Word for word, restate every line of the material.
───── SOURCE RECORDS ─────
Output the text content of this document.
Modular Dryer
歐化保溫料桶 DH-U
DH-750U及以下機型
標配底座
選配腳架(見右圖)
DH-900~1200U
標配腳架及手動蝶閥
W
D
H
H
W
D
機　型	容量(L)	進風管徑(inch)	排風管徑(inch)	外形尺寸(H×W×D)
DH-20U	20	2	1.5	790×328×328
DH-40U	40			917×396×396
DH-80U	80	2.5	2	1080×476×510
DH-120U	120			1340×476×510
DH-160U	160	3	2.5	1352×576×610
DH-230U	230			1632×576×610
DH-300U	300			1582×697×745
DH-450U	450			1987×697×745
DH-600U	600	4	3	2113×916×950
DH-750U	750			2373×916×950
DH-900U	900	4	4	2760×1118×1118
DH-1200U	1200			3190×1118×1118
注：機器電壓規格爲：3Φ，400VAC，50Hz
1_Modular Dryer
─────
*THE ANSWER*:
Output the text content of this document.
Modular Dryer
歐化保溫料桶 DH-U
DH-750U及以下機型
標配底座
選配腳架(見右圖)
DH-900~1200U
標配腳架及手動蝶閥
W
D
H
H
W
D
機　型	容量(L)	進風管徑(inch)	排風管徑(inch)	外形尺寸(H×W×D)
DH-20U	20	2	1.5	790×328×328
DH-40U	40			917×396×396
DH-80U	80	2.5	2	1080×476×510
DH-120U	120			1340×476×510
DH-160U	160	3	2.5	1352×576×610
DH-230U	230			1632×576×610
DH-300U	300			1582×697×745
DH-450U	450			1987×697×745
DH-600U	600	4	3	2113×916×950
DH-750U	750			2373×916×950
DH-900U	900	4	4	2760×1118×1118
DH-1200U	1200			3190×1118×1118
注：機器電壓規格爲：3Φ，400VAC，50Hz
1_Modular Dryer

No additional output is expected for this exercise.